→ **Problem to work on**: Review the material line by line. Identify and copy every line that contains the string "performance".

→ **Source data**:

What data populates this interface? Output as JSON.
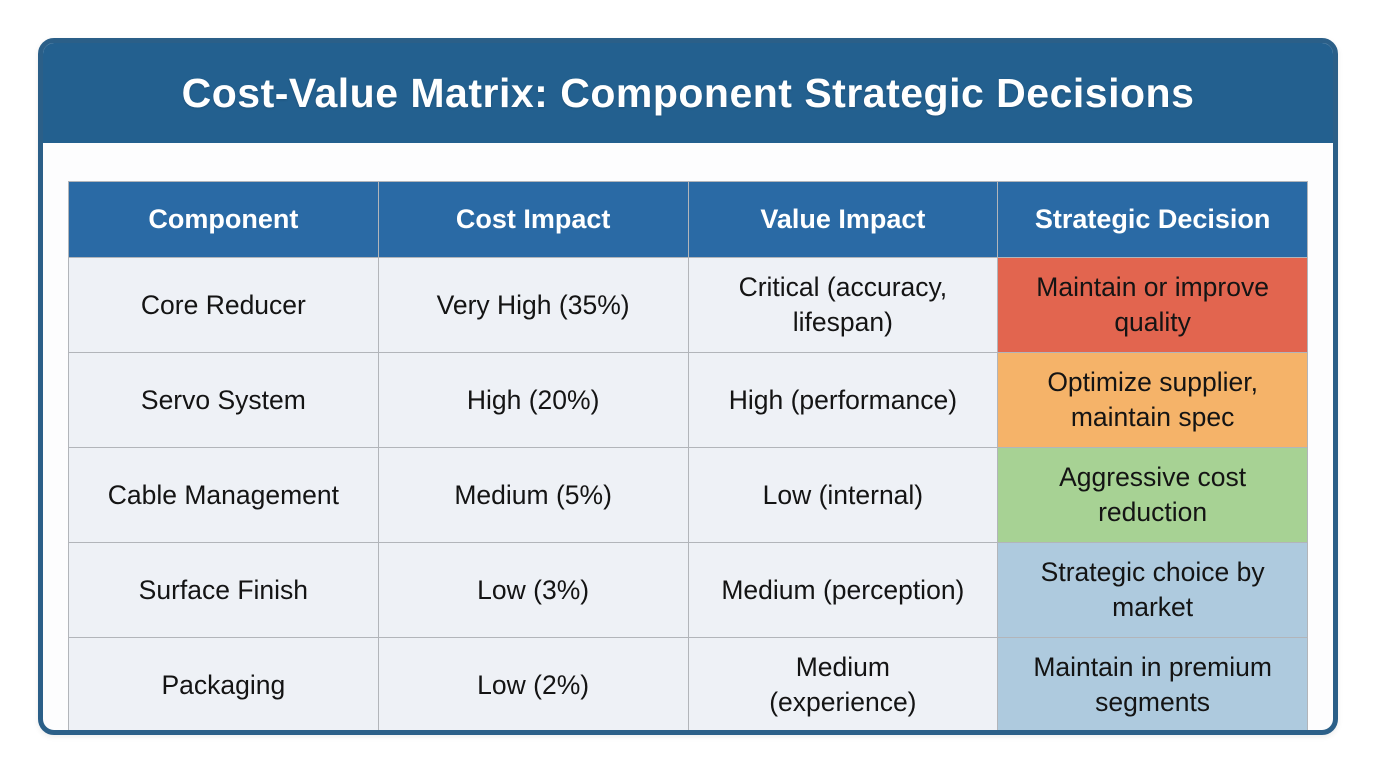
{
  "title": "Cost-Value Matrix: Component Strategic Decisions",
  "colors": {
    "title_bar_bg": "#23608f",
    "card_border": "#2b5f88",
    "table_header_bg": "#2a6aa5",
    "body_cell_bg": "#eef1f6",
    "cell_border": "#b2b5ba",
    "decision_red": "#e2654f",
    "decision_orange": "#f5b369",
    "decision_green": "#a7d294",
    "decision_blue": "#aecade"
  },
  "table": {
    "headers": [
      "Component",
      "Cost Impact",
      "Value Impact",
      "Strategic Decision"
    ],
    "rows": [
      {
        "component": "Core Reducer",
        "cost_impact": "Very High (35%)",
        "value_impact": "Critical (accuracy, lifespan)",
        "decision": "Maintain or improve quality",
        "decision_color": "#e2654f"
      },
      {
        "component": "Servo System",
        "cost_impact": "High (20%)",
        "value_impact": "High (performance)",
        "decision": "Optimize supplier, maintain spec",
        "decision_color": "#f5b369"
      },
      {
        "component": "Cable Management",
        "cost_impact": "Medium (5%)",
        "value_impact": "Low (internal)",
        "decision": "Aggressive cost reduction",
        "decision_color": "#a7d294"
      },
      {
        "component": "Surface Finish",
        "cost_impact": "Low (3%)",
        "value_impact": "Medium (perception)",
        "decision": "Strategic choice by market",
        "decision_color": "#aecade"
      },
      {
        "component": "Packaging",
        "cost_impact": "Low (2%)",
        "value_impact": "Medium (experience)",
        "decision": "Maintain in premium segments",
        "decision_color": "#aecade"
      }
    ]
  },
  "chart_data": {
    "type": "table",
    "title": "Cost-Value Matrix: Component Strategic Decisions",
    "columns": [
      "Component",
      "Cost Impact",
      "Value Impact",
      "Strategic Decision"
    ],
    "rows": [
      [
        "Core Reducer",
        "Very High (35%)",
        "Critical (accuracy, lifespan)",
        "Maintain or improve quality"
      ],
      [
        "Servo System",
        "High (20%)",
        "High (performance)",
        "Optimize supplier, maintain spec"
      ],
      [
        "Cable Management",
        "Medium (5%)",
        "Low (internal)",
        "Aggressive cost reduction"
      ],
      [
        "Surface Finish",
        "Low (3%)",
        "Medium (perception)",
        "Strategic choice by market"
      ],
      [
        "Packaging",
        "Low (2%)",
        "Medium (experience)",
        "Maintain in premium segments"
      ]
    ],
    "cost_impact_percent": {
      "Core Reducer": 35,
      "Servo System": 20,
      "Cable Management": 5,
      "Surface Finish": 3,
      "Packaging": 2
    },
    "decision_cell_colors": [
      "#e2654f",
      "#f5b369",
      "#a7d294",
      "#aecade",
      "#aecade"
    ],
    "layout_hints": {
      "header_bg": "#2a6aa5",
      "body_bg": "#eef1f6",
      "grid": true
    }
  }
}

→ **The response**:
        "value_impact": "High (performance)",
        "High (performance)",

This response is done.